## [WHAT THE EXERCISE ASKS]
Write out the entire listing below exactly, with the pictures left out.

## [EXERCISE DATA]

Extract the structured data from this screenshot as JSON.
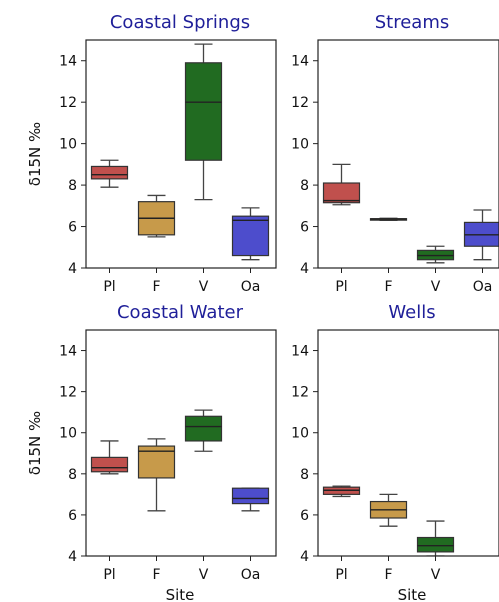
{
  "chart_data": [
    {
      "type": "box",
      "title": "Coastal Springs",
      "ylabel": "δ15N ‰",
      "xlabel": "",
      "ylim": [
        4,
        15
      ],
      "yticks": [
        4,
        6,
        8,
        10,
        12,
        14
      ],
      "categories": [
        "Pl",
        "F",
        "V",
        "Oa"
      ],
      "colors": [
        "#c0504d",
        "#c79a4a",
        "#216b21",
        "#4d4dcc"
      ],
      "boxes": [
        {
          "min": 7.9,
          "q1": 8.3,
          "median": 8.5,
          "q3": 8.9,
          "max": 9.2
        },
        {
          "min": 5.5,
          "q1": 5.6,
          "median": 6.4,
          "q3": 7.2,
          "max": 7.5
        },
        {
          "min": 7.3,
          "q1": 9.2,
          "median": 12.0,
          "q3": 13.9,
          "max": 14.8
        },
        {
          "min": 4.4,
          "q1": 4.6,
          "median": 6.3,
          "q3": 6.5,
          "max": 6.9
        }
      ]
    },
    {
      "type": "box",
      "title": "Streams",
      "ylabel": "",
      "xlabel": "",
      "ylim": [
        4,
        15
      ],
      "yticks": [
        4,
        6,
        8,
        10,
        12,
        14
      ],
      "categories": [
        "Pl",
        "F",
        "V",
        "Oa"
      ],
      "colors": [
        "#c0504d",
        "#c79a4a",
        "#216b21",
        "#4d4dcc"
      ],
      "boxes": [
        {
          "min": 7.05,
          "q1": 7.15,
          "median": 7.25,
          "q3": 8.1,
          "max": 9.0
        },
        {
          "min": 6.3,
          "q1": 6.33,
          "median": 6.36,
          "q3": 6.38,
          "max": 6.4
        },
        {
          "min": 4.25,
          "q1": 4.4,
          "median": 4.6,
          "q3": 4.85,
          "max": 5.05
        },
        {
          "min": 4.4,
          "q1": 5.05,
          "median": 5.6,
          "q3": 6.2,
          "max": 6.8
        }
      ]
    },
    {
      "type": "box",
      "title": "Coastal Water",
      "ylabel": "δ15N ‰",
      "xlabel": "Site",
      "ylim": [
        4,
        15
      ],
      "yticks": [
        4,
        6,
        8,
        10,
        12,
        14
      ],
      "categories": [
        "Pl",
        "F",
        "V",
        "Oa"
      ],
      "colors": [
        "#c0504d",
        "#c79a4a",
        "#216b21",
        "#4d4dcc"
      ],
      "boxes": [
        {
          "min": 8.0,
          "q1": 8.1,
          "median": 8.3,
          "q3": 8.8,
          "max": 9.6
        },
        {
          "min": 6.2,
          "q1": 7.8,
          "median": 9.1,
          "q3": 9.35,
          "max": 9.7
        },
        {
          "min": 9.1,
          "q1": 9.6,
          "median": 10.3,
          "q3": 10.8,
          "max": 11.1
        },
        {
          "min": 6.2,
          "q1": 6.55,
          "median": 6.8,
          "q3": 7.3,
          "max": 7.3
        }
      ]
    },
    {
      "type": "box",
      "title": "Wells",
      "ylabel": "",
      "xlabel": "Site",
      "ylim": [
        4,
        15
      ],
      "yticks": [
        4,
        6,
        8,
        10,
        12,
        14
      ],
      "categories": [
        "Pl",
        "F",
        "V"
      ],
      "colors": [
        "#c0504d",
        "#c79a4a",
        "#216b21"
      ],
      "boxes": [
        {
          "min": 6.9,
          "q1": 7.0,
          "median": 7.2,
          "q3": 7.35,
          "max": 7.4
        },
        {
          "min": 5.45,
          "q1": 5.85,
          "median": 6.25,
          "q3": 6.65,
          "max": 7.0
        },
        {
          "min": 4.0,
          "q1": 4.2,
          "median": 4.5,
          "q3": 4.9,
          "max": 5.7
        }
      ]
    }
  ]
}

## [TASK RESULT]
Extract the structured data from this screenshot as JSON.
{
  "chart_data": [
    {
      "type": "box",
      "title": "Coastal Springs",
      "ylabel": "δ15N ‰",
      "xlabel": "",
      "ylim": [
        4,
        15
      ],
      "yticks": [
        4,
        6,
        8,
        10,
        12,
        14
      ],
      "categories": [
        "Pl",
        "F",
        "V",
        "Oa"
      ],
      "colors": [
        "#c0504d",
        "#c79a4a",
        "#216b21",
        "#4d4dcc"
      ],
      "boxes": [
        {
          "min": 7.9,
          "q1": 8.3,
          "median": 8.5,
          "q3": 8.9,
          "max": 9.2
        },
        {
          "min": 5.5,
          "q1": 5.6,
          "median": 6.4,
          "q3": 7.2,
          "max": 7.5
        },
        {
          "min": 7.3,
          "q1": 9.2,
          "median": 12.0,
          "q3": 13.9,
          "max": 14.8
        },
        {
          "min": 4.4,
          "q1": 4.6,
          "median": 6.3,
          "q3": 6.5,
          "max": 6.9
        }
      ]
    },
    {
      "type": "box",
      "title": "Streams",
      "ylabel": "",
      "xlabel": "",
      "ylim": [
        4,
        15
      ],
      "yticks": [
        4,
        6,
        8,
        10,
        12,
        14
      ],
      "categories": [
        "Pl",
        "F",
        "V",
        "Oa"
      ],
      "colors": [
        "#c0504d",
        "#c79a4a",
        "#216b21",
        "#4d4dcc"
      ],
      "boxes": [
        {
          "min": 7.05,
          "q1": 7.15,
          "median": 7.25,
          "q3": 8.1,
          "max": 9.0
        },
        {
          "min": 6.3,
          "q1": 6.33,
          "median": 6.36,
          "q3": 6.38,
          "max": 6.4
        },
        {
          "min": 4.25,
          "q1": 4.4,
          "median": 4.6,
          "q3": 4.85,
          "max": 5.05
        },
        {
          "min": 4.4,
          "q1": 5.05,
          "median": 5.6,
          "q3": 6.2,
          "max": 6.8
        }
      ]
    },
    {
      "type": "box",
      "title": "Coastal Water",
      "ylabel": "δ15N ‰",
      "xlabel": "Site",
      "ylim": [
        4,
        15
      ],
      "yticks": [
        4,
        6,
        8,
        10,
        12,
        14
      ],
      "categories": [
        "Pl",
        "F",
        "V",
        "Oa"
      ],
      "colors": [
        "#c0504d",
        "#c79a4a",
        "#216b21",
        "#4d4dcc"
      ],
      "boxes": [
        {
          "min": 8.0,
          "q1": 8.1,
          "median": 8.3,
          "q3": 8.8,
          "max": 9.6
        },
        {
          "min": 6.2,
          "q1": 7.8,
          "median": 9.1,
          "q3": 9.35,
          "max": 9.7
        },
        {
          "min": 9.1,
          "q1": 9.6,
          "median": 10.3,
          "q3": 10.8,
          "max": 11.1
        },
        {
          "min": 6.2,
          "q1": 6.55,
          "median": 6.8,
          "q3": 7.3,
          "max": 7.3
        }
      ]
    },
    {
      "type": "box",
      "title": "Wells",
      "ylabel": "",
      "xlabel": "Site",
      "ylim": [
        4,
        15
      ],
      "yticks": [
        4,
        6,
        8,
        10,
        12,
        14
      ],
      "categories": [
        "Pl",
        "F",
        "V"
      ],
      "colors": [
        "#c0504d",
        "#c79a4a",
        "#216b21"
      ],
      "boxes": [
        {
          "min": 6.9,
          "q1": 7.0,
          "median": 7.2,
          "q3": 7.35,
          "max": 7.4
        },
        {
          "min": 5.45,
          "q1": 5.85,
          "median": 6.25,
          "q3": 6.65,
          "max": 7.0
        },
        {
          "min": 4.0,
          "q1": 4.2,
          "median": 4.5,
          "q3": 4.9,
          "max": 5.7
        }
      ]
    }
  ]
}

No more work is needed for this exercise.